[Problem description]
Scan the data below for the string "most". Show every line where it turns up.

----- Provided records -----

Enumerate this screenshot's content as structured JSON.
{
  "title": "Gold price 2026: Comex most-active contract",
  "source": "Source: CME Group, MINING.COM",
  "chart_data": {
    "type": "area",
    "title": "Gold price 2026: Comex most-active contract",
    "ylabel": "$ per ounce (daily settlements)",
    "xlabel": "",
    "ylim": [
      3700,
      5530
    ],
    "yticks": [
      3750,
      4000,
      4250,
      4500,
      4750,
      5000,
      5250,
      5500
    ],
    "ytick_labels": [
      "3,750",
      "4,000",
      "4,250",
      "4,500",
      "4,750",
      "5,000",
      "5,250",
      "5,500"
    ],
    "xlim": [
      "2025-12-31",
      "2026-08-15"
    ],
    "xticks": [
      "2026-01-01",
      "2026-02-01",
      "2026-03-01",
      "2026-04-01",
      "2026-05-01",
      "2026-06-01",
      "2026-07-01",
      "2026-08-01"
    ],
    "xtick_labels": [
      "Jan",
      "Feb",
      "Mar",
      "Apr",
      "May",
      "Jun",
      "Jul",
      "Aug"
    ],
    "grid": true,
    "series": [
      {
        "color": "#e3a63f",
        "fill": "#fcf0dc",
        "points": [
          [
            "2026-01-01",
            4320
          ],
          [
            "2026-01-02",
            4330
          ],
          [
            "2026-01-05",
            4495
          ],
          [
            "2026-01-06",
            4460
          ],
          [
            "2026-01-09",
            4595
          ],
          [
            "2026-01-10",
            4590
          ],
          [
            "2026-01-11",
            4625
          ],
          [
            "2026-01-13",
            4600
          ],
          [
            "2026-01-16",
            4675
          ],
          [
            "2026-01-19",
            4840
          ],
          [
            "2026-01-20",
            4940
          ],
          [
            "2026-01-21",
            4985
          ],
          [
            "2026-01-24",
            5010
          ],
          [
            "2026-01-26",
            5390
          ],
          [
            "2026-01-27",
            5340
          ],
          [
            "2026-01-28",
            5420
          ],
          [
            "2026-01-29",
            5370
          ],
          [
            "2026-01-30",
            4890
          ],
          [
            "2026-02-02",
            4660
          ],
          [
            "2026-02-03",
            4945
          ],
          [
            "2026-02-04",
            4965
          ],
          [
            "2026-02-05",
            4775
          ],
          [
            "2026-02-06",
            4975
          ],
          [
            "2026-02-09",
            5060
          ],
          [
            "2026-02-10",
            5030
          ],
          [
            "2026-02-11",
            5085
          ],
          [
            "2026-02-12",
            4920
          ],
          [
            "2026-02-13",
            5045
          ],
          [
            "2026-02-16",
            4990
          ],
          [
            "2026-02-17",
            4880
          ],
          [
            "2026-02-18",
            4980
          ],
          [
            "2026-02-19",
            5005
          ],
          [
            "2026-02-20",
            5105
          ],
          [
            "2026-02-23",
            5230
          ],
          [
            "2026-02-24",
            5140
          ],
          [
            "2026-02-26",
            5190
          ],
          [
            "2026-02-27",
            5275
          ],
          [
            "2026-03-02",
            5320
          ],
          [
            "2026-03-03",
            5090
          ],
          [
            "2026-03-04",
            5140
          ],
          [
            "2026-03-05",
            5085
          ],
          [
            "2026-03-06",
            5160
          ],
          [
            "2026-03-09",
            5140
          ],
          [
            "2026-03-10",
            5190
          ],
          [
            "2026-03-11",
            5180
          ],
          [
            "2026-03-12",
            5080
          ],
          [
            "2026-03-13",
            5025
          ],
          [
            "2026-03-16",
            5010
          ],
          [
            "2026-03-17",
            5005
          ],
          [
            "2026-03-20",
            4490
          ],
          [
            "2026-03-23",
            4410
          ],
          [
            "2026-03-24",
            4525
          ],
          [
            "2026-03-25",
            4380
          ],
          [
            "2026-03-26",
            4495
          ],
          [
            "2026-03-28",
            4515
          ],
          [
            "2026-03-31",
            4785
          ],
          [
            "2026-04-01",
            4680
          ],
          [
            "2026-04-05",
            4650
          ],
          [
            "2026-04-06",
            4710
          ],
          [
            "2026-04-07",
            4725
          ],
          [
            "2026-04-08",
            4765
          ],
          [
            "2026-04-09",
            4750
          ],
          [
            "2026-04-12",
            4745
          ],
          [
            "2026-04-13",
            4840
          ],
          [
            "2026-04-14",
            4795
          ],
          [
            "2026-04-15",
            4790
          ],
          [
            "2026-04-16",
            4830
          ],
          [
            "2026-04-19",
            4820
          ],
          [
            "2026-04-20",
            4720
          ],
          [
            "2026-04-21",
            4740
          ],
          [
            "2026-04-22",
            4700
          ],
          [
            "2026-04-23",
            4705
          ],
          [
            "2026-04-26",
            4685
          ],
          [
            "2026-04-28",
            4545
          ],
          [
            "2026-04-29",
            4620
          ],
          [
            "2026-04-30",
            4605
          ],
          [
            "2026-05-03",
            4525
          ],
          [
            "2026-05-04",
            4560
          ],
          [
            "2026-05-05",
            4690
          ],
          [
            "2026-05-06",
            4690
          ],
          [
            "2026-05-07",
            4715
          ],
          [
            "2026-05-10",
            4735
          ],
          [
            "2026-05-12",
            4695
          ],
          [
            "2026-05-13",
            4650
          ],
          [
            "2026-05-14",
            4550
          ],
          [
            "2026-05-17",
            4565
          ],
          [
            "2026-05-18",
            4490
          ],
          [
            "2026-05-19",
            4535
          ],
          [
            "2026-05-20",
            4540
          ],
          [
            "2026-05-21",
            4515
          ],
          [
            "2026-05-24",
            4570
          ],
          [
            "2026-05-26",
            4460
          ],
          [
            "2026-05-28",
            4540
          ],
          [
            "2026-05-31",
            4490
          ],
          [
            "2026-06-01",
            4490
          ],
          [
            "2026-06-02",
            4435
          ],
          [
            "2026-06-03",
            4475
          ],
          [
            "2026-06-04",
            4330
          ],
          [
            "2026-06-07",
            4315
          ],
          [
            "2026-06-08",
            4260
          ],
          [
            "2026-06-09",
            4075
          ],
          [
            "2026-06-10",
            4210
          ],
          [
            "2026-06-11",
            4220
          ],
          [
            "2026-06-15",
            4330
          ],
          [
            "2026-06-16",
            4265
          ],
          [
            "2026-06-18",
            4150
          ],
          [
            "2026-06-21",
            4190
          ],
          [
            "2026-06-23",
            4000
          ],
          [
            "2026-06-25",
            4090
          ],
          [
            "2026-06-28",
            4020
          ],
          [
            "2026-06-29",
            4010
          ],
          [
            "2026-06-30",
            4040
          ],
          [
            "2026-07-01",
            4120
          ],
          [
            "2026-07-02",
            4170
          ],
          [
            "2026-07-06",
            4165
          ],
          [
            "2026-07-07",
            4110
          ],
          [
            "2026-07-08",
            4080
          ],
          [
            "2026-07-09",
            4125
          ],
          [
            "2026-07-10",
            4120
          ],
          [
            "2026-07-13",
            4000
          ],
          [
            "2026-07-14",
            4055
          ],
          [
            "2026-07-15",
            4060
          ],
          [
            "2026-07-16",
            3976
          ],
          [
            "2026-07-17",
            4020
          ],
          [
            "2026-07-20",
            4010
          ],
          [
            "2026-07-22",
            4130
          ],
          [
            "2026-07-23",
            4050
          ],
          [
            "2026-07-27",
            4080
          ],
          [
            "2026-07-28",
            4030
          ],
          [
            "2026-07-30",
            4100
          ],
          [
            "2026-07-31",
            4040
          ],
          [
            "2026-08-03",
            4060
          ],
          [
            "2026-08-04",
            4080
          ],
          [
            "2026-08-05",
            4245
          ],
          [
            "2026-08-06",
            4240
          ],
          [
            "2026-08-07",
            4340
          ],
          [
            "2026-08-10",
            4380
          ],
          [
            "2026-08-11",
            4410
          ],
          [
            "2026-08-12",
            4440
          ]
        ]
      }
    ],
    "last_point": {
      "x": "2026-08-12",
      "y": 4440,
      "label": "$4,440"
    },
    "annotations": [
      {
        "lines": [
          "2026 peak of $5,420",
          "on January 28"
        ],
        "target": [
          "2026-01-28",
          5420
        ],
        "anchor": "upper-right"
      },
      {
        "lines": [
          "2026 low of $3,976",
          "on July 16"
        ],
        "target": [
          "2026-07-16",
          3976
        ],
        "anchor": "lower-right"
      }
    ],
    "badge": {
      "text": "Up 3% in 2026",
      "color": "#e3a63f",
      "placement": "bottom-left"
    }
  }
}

-----

[The completed task]
  "title": "Gold price 2026: Comex most-active contract",
    "title": "Gold price 2026: Comex most-active contract",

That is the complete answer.